* [PROBLEM TO WORK ON]
Without including any pictures, write out the listing below exactly.

* [RECORDS]
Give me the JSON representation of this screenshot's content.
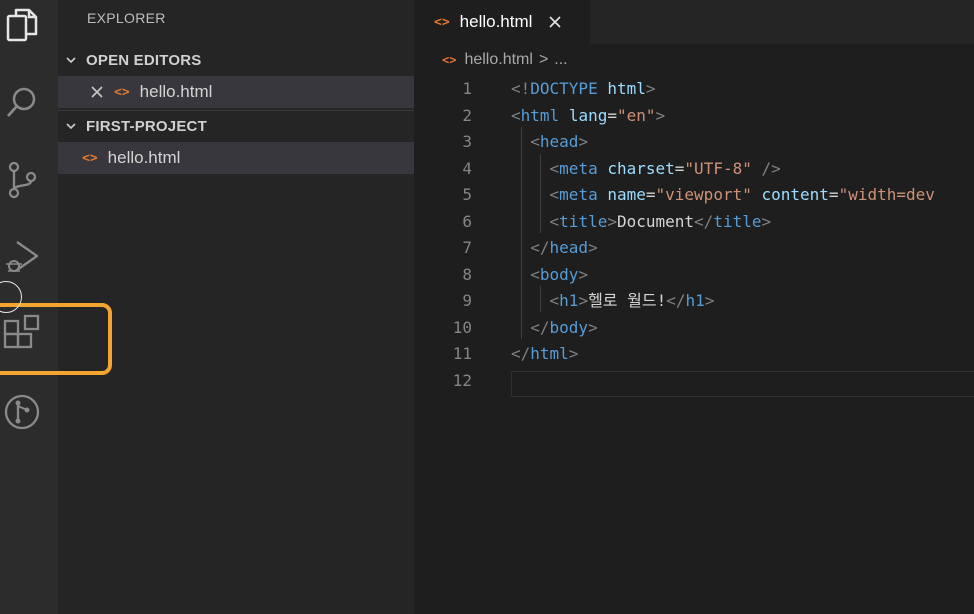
{
  "sidebar": {
    "title": "EXPLORER",
    "open_editors": {
      "label": "OPEN EDITORS",
      "files": [
        {
          "name": "hello.html"
        }
      ]
    },
    "project": {
      "label": "FIRST-PROJECT",
      "files": [
        {
          "name": "hello.html"
        }
      ]
    }
  },
  "tab": {
    "label": "hello.html"
  },
  "breadcrumb": {
    "file": "hello.html",
    "separator": ">",
    "trail": "..."
  },
  "editor": {
    "line_numbers": [
      "1",
      "2",
      "3",
      "4",
      "5",
      "6",
      "7",
      "8",
      "9",
      "10",
      "11",
      "12"
    ],
    "lines": [
      {
        "tokens": [
          {
            "t": "punc",
            "v": "<!"
          },
          {
            "t": "tag",
            "v": "DOCTYPE"
          },
          {
            "t": "text",
            "v": " "
          },
          {
            "t": "attr",
            "v": "html"
          },
          {
            "t": "punc",
            "v": ">"
          }
        ]
      },
      {
        "tokens": [
          {
            "t": "punc",
            "v": "<"
          },
          {
            "t": "tag",
            "v": "html"
          },
          {
            "t": "text",
            "v": " "
          },
          {
            "t": "attr",
            "v": "lang"
          },
          {
            "t": "text",
            "v": "="
          },
          {
            "t": "str",
            "v": "\"en\""
          },
          {
            "t": "punc",
            "v": ">"
          }
        ]
      },
      {
        "tokens": [
          {
            "t": "text",
            "v": "  "
          },
          {
            "t": "punc",
            "v": "<"
          },
          {
            "t": "tag",
            "v": "head"
          },
          {
            "t": "punc",
            "v": ">"
          }
        ]
      },
      {
        "tokens": [
          {
            "t": "text",
            "v": "    "
          },
          {
            "t": "punc",
            "v": "<"
          },
          {
            "t": "tag",
            "v": "meta"
          },
          {
            "t": "text",
            "v": " "
          },
          {
            "t": "attr",
            "v": "charset"
          },
          {
            "t": "text",
            "v": "="
          },
          {
            "t": "str",
            "v": "\"UTF-8\""
          },
          {
            "t": "text",
            "v": " "
          },
          {
            "t": "punc",
            "v": "/>"
          }
        ]
      },
      {
        "tokens": [
          {
            "t": "text",
            "v": "    "
          },
          {
            "t": "punc",
            "v": "<"
          },
          {
            "t": "tag",
            "v": "meta"
          },
          {
            "t": "text",
            "v": " "
          },
          {
            "t": "attr",
            "v": "name"
          },
          {
            "t": "text",
            "v": "="
          },
          {
            "t": "str",
            "v": "\"viewport\""
          },
          {
            "t": "text",
            "v": " "
          },
          {
            "t": "attr",
            "v": "content"
          },
          {
            "t": "text",
            "v": "="
          },
          {
            "t": "str",
            "v": "\"width=dev"
          }
        ]
      },
      {
        "tokens": [
          {
            "t": "text",
            "v": "    "
          },
          {
            "t": "punc",
            "v": "<"
          },
          {
            "t": "tag",
            "v": "title"
          },
          {
            "t": "punc",
            "v": ">"
          },
          {
            "t": "text",
            "v": "Document"
          },
          {
            "t": "punc",
            "v": "</"
          },
          {
            "t": "tag",
            "v": "title"
          },
          {
            "t": "punc",
            "v": ">"
          }
        ]
      },
      {
        "tokens": [
          {
            "t": "text",
            "v": "  "
          },
          {
            "t": "punc",
            "v": "</"
          },
          {
            "t": "tag",
            "v": "head"
          },
          {
            "t": "punc",
            "v": ">"
          }
        ]
      },
      {
        "tokens": [
          {
            "t": "text",
            "v": "  "
          },
          {
            "t": "punc",
            "v": "<"
          },
          {
            "t": "tag",
            "v": "body"
          },
          {
            "t": "punc",
            "v": ">"
          }
        ]
      },
      {
        "tokens": [
          {
            "t": "text",
            "v": "    "
          },
          {
            "t": "punc",
            "v": "<"
          },
          {
            "t": "tag",
            "v": "h1"
          },
          {
            "t": "punc",
            "v": ">"
          },
          {
            "t": "text",
            "v": "헬로 월드!"
          },
          {
            "t": "punc",
            "v": "</"
          },
          {
            "t": "tag",
            "v": "h1"
          },
          {
            "t": "punc",
            "v": ">"
          }
        ]
      },
      {
        "tokens": [
          {
            "t": "text",
            "v": "  "
          },
          {
            "t": "punc",
            "v": "</"
          },
          {
            "t": "tag",
            "v": "body"
          },
          {
            "t": "punc",
            "v": ">"
          }
        ]
      },
      {
        "tokens": [
          {
            "t": "punc",
            "v": "</"
          },
          {
            "t": "tag",
            "v": "html"
          },
          {
            "t": "punc",
            "v": ">"
          }
        ]
      },
      {
        "tokens": []
      }
    ]
  },
  "colors": {
    "highlight_box": "#f3a530",
    "html_icon": "#e37933",
    "tag": "#569cd6",
    "attribute": "#9cdcfe",
    "string": "#ce9178"
  }
}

* [SOLUTION]
Give me the JSON representation of this screenshot's content.
{
  "sidebar": {
    "title": "EXPLORER",
    "open_editors": {
      "label": "OPEN EDITORS",
      "files": [
        {
          "name": "hello.html"
        }
      ]
    },
    "project": {
      "label": "FIRST-PROJECT",
      "files": [
        {
          "name": "hello.html"
        }
      ]
    }
  },
  "tab": {
    "label": "hello.html"
  },
  "breadcrumb": {
    "file": "hello.html",
    "separator": ">",
    "trail": "..."
  },
  "editor": {
    "line_numbers": [
      "1",
      "2",
      "3",
      "4",
      "5",
      "6",
      "7",
      "8",
      "9",
      "10",
      "11",
      "12"
    ],
    "lines": [
      {
        "tokens": [
          {
            "t": "punc",
            "v": "<!"
          },
          {
            "t": "tag",
            "v": "DOCTYPE"
          },
          {
            "t": "text",
            "v": " "
          },
          {
            "t": "attr",
            "v": "html"
          },
          {
            "t": "punc",
            "v": ">"
          }
        ]
      },
      {
        "tokens": [
          {
            "t": "punc",
            "v": "<"
          },
          {
            "t": "tag",
            "v": "html"
          },
          {
            "t": "text",
            "v": " "
          },
          {
            "t": "attr",
            "v": "lang"
          },
          {
            "t": "text",
            "v": "="
          },
          {
            "t": "str",
            "v": "\"en\""
          },
          {
            "t": "punc",
            "v": ">"
          }
        ]
      },
      {
        "tokens": [
          {
            "t": "text",
            "v": "  "
          },
          {
            "t": "punc",
            "v": "<"
          },
          {
            "t": "tag",
            "v": "head"
          },
          {
            "t": "punc",
            "v": ">"
          }
        ]
      },
      {
        "tokens": [
          {
            "t": "text",
            "v": "    "
          },
          {
            "t": "punc",
            "v": "<"
          },
          {
            "t": "tag",
            "v": "meta"
          },
          {
            "t": "text",
            "v": " "
          },
          {
            "t": "attr",
            "v": "charset"
          },
          {
            "t": "text",
            "v": "="
          },
          {
            "t": "str",
            "v": "\"UTF-8\""
          },
          {
            "t": "text",
            "v": " "
          },
          {
            "t": "punc",
            "v": "/>"
          }
        ]
      },
      {
        "tokens": [
          {
            "t": "text",
            "v": "    "
          },
          {
            "t": "punc",
            "v": "<"
          },
          {
            "t": "tag",
            "v": "meta"
          },
          {
            "t": "text",
            "v": " "
          },
          {
            "t": "attr",
            "v": "name"
          },
          {
            "t": "text",
            "v": "="
          },
          {
            "t": "str",
            "v": "\"viewport\""
          },
          {
            "t": "text",
            "v": " "
          },
          {
            "t": "attr",
            "v": "content"
          },
          {
            "t": "text",
            "v": "="
          },
          {
            "t": "str",
            "v": "\"width=dev"
          }
        ]
      },
      {
        "tokens": [
          {
            "t": "text",
            "v": "    "
          },
          {
            "t": "punc",
            "v": "<"
          },
          {
            "t": "tag",
            "v": "title"
          },
          {
            "t": "punc",
            "v": ">"
          },
          {
            "t": "text",
            "v": "Document"
          },
          {
            "t": "punc",
            "v": "</"
          },
          {
            "t": "tag",
            "v": "title"
          },
          {
            "t": "punc",
            "v": ">"
          }
        ]
      },
      {
        "tokens": [
          {
            "t": "text",
            "v": "  "
          },
          {
            "t": "punc",
            "v": "</"
          },
          {
            "t": "tag",
            "v": "head"
          },
          {
            "t": "punc",
            "v": ">"
          }
        ]
      },
      {
        "tokens": [
          {
            "t": "text",
            "v": "  "
          },
          {
            "t": "punc",
            "v": "<"
          },
          {
            "t": "tag",
            "v": "body"
          },
          {
            "t": "punc",
            "v": ">"
          }
        ]
      },
      {
        "tokens": [
          {
            "t": "text",
            "v": "    "
          },
          {
            "t": "punc",
            "v": "<"
          },
          {
            "t": "tag",
            "v": "h1"
          },
          {
            "t": "punc",
            "v": ">"
          },
          {
            "t": "text",
            "v": "헬로 월드!"
          },
          {
            "t": "punc",
            "v": "</"
          },
          {
            "t": "tag",
            "v": "h1"
          },
          {
            "t": "punc",
            "v": ">"
          }
        ]
      },
      {
        "tokens": [
          {
            "t": "text",
            "v": "  "
          },
          {
            "t": "punc",
            "v": "</"
          },
          {
            "t": "tag",
            "v": "body"
          },
          {
            "t": "punc",
            "v": ">"
          }
        ]
      },
      {
        "tokens": [
          {
            "t": "punc",
            "v": "</"
          },
          {
            "t": "tag",
            "v": "html"
          },
          {
            "t": "punc",
            "v": ">"
          }
        ]
      },
      {
        "tokens": []
      }
    ]
  },
  "colors": {
    "highlight_box": "#f3a530",
    "html_icon": "#e37933",
    "tag": "#569cd6",
    "attribute": "#9cdcfe",
    "string": "#ce9178"
  }
}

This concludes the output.